WHAT TO PRODUCE: Output the data that follows exactly, line for line.

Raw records
%%

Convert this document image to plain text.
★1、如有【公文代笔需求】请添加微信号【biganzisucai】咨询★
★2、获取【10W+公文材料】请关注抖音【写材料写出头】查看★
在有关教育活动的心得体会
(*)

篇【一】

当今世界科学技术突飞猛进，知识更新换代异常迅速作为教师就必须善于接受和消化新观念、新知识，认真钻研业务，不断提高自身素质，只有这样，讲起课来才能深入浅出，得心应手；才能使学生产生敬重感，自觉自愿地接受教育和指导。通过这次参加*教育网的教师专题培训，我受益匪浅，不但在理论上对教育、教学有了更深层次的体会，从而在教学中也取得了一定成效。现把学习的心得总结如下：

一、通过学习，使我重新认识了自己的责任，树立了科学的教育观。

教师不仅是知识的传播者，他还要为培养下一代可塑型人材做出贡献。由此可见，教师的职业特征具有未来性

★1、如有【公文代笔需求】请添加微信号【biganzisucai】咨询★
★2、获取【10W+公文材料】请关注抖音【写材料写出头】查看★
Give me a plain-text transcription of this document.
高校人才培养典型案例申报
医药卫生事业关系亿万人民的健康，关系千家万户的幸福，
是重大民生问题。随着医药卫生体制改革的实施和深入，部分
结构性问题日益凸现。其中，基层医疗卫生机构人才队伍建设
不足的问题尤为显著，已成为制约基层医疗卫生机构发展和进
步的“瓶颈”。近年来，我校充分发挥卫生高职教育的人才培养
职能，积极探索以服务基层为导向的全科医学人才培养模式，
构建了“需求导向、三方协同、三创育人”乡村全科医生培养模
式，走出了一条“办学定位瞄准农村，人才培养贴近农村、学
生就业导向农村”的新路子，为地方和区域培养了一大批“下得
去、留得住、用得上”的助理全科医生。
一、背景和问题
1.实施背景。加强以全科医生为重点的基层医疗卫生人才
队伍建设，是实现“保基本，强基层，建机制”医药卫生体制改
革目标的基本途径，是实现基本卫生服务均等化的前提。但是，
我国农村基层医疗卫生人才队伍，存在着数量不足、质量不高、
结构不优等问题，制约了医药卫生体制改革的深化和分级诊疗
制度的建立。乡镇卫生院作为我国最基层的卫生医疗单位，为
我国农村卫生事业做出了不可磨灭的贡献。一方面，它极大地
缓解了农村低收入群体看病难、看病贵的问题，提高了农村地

%%

TASK SOLUTION:
Convert this document image to plain text.
★1、如有【公文代笔需求】请添加微信号【biganzisucai】咨询★
★2、获取【10W+公文材料】请关注抖音【写材料写出头】查看★
在有关教育活动的心得体会
(*)

篇【一】

当今世界科学技术突飞猛进，知识更新换代异常迅速作为教师就必须善于接受和消化新观念、新知识，认真钻研业务，不断提高自身素质，只有这样，讲起课来才能深入浅出，得心应手；才能使学生产生敬重感，自觉自愿地接受教育和指导。通过这次参加*教育网的教师专题培训，我受益匪浅，不但在理论上对教育、教学有了更深层次的体会，从而在教学中也取得了一定成效。现把学习的心得总结如下：

一、通过学习，使我重新认识了自己的责任，树立了科学的教育观。

教师不仅是知识的传播者，他还要为培养下一代可塑型人材做出贡献。由此可见，教师的职业特征具有未来性

★1、如有【公文代笔需求】请添加微信号【biganzisucai】咨询★
★2、获取【10W+公文材料】请关注抖音【写材料写出头】查看★
Give me a plain-text transcription of this document.
高校人才培养典型案例申报
医药卫生事业关系亿万人民的健康，关系千家万户的幸福，
是重大民生问题。随着医药卫生体制改革的实施和深入，部分
结构性问题日益凸现。其中，基层医疗卫生机构人才队伍建设
不足的问题尤为显著，已成为制约基层医疗卫生机构发展和进
步的“瓶颈”。近年来，我校充分发挥卫生高职教育的人才培养
职能，积极探索以服务基层为导向的全科医学人才培养模式，
构建了“需求导向、三方协同、三创育人”乡村全科医生培养模
式，走出了一条“办学定位瞄准农村，人才培养贴近农村、学
生就业导向农村”的新路子，为地方和区域培养了一大批“下得
去、留得住、用得上”的助理全科医生。
一、背景和问题
1.实施背景。加强以全科医生为重点的基层医疗卫生人才
队伍建设，是实现“保基本，强基层，建机制”医药卫生体制改
革目标的基本途径，是实现基本卫生服务均等化的前提。但是，
我国农村基层医疗卫生人才队伍，存在着数量不足、质量不高、
结构不优等问题，制约了医药卫生体制改革的深化和分级诊疗
制度的建立。乡镇卫生院作为我国最基层的卫生医疗单位，为
我国农村卫生事业做出了不可磨灭的贡献。一方面，它极大地
缓解了农村低收入群体看病难、看病贵的问题，提高了农村地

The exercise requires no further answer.